(Dataset entries)
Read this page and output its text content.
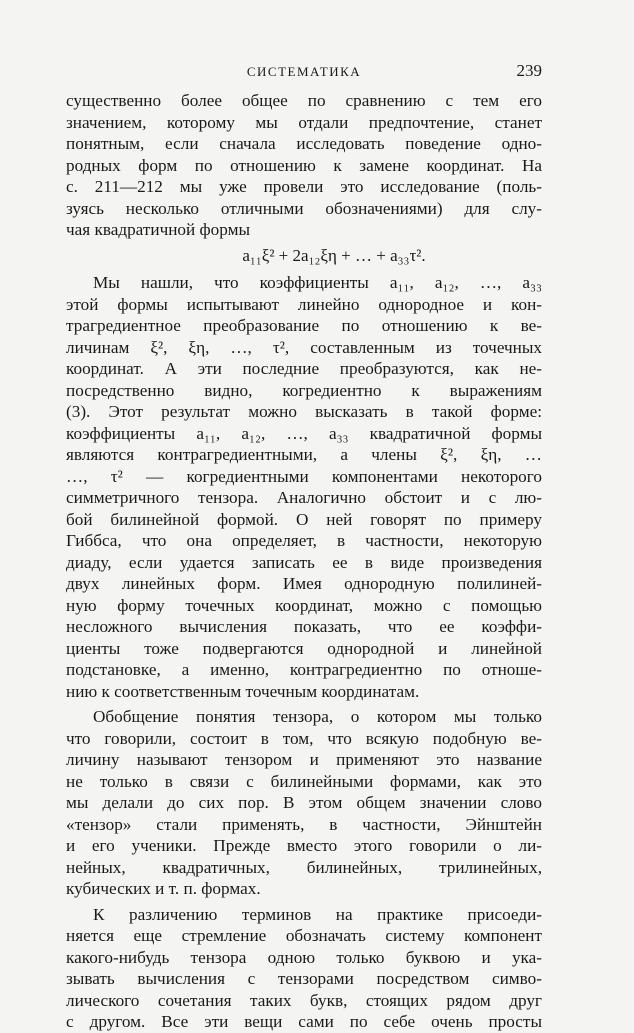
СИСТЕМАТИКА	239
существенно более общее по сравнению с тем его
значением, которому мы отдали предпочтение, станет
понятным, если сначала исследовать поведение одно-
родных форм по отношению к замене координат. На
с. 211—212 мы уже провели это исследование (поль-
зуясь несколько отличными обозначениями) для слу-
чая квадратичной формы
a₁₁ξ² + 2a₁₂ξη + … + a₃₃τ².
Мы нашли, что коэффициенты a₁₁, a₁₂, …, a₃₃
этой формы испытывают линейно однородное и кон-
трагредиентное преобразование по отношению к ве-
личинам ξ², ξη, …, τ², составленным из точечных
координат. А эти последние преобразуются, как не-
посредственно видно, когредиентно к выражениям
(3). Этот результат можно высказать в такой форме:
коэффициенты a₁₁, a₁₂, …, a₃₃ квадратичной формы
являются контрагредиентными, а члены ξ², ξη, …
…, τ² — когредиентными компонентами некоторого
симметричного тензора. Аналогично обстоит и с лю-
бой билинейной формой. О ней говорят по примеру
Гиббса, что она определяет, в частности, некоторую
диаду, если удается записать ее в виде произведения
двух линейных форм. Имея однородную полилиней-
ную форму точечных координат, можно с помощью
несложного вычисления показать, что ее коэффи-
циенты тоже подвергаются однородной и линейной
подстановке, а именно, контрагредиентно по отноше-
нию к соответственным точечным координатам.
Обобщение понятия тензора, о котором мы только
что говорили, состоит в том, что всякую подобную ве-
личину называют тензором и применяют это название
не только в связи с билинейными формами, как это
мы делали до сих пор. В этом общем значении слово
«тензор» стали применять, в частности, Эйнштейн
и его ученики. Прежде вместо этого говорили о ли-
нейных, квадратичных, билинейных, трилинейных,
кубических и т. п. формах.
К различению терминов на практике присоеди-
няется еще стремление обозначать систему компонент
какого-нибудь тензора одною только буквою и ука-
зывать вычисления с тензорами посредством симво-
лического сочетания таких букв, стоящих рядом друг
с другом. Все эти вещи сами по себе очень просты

> **Required work**
Copy the records above exactly, leaving out every picture.

> **Full solution**
Read this page and output its text content.
СИСТЕМАТИКА	239
существенно более общее по сравнению с тем его
значением, которому мы отдали предпочтение, станет
понятным, если сначала исследовать поведение одно-
родных форм по отношению к замене координат. На
с. 211—212 мы уже провели это исследование (поль-
зуясь несколько отличными обозначениями) для слу-
чая квадратичной формы
a₁₁ξ² + 2a₁₂ξη + … + a₃₃τ².
Мы нашли, что коэффициенты a₁₁, a₁₂, …, a₃₃
этой формы испытывают линейно однородное и кон-
трагредиентное преобразование по отношению к ве-
личинам ξ², ξη, …, τ², составленным из точечных
координат. А эти последние преобразуются, как не-
посредственно видно, когредиентно к выражениям
(3). Этот результат можно высказать в такой форме:
коэффициенты a₁₁, a₁₂, …, a₃₃ квадратичной формы
являются контрагредиентными, а члены ξ², ξη, …
…, τ² — когредиентными компонентами некоторого
симметричного тензора. Аналогично обстоит и с лю-
бой билинейной формой. О ней говорят по примеру
Гиббса, что она определяет, в частности, некоторую
диаду, если удается записать ее в виде произведения
двух линейных форм. Имея однородную полилиней-
ную форму точечных координат, можно с помощью
несложного вычисления показать, что ее коэффи-
циенты тоже подвергаются однородной и линейной
подстановке, а именно, контрагредиентно по отноше-
нию к соответственным точечным координатам.
Обобщение понятия тензора, о котором мы только
что говорили, состоит в том, что всякую подобную ве-
личину называют тензором и применяют это название
не только в связи с билинейными формами, как это
мы делали до сих пор. В этом общем значении слово
«тензор» стали применять, в частности, Эйнштейн
и его ученики. Прежде вместо этого говорили о ли-
нейных, квадратичных, билинейных, трилинейных,
кубических и т. п. формах.
К различению терминов на практике присоеди-
няется еще стремление обозначать систему компонент
какого-нибудь тензора одною только буквою и ука-
зывать вычисления с тензорами посредством симво-
лического сочетания таких букв, стоящих рядом друг
с другом. Все эти вещи сами по себе очень просты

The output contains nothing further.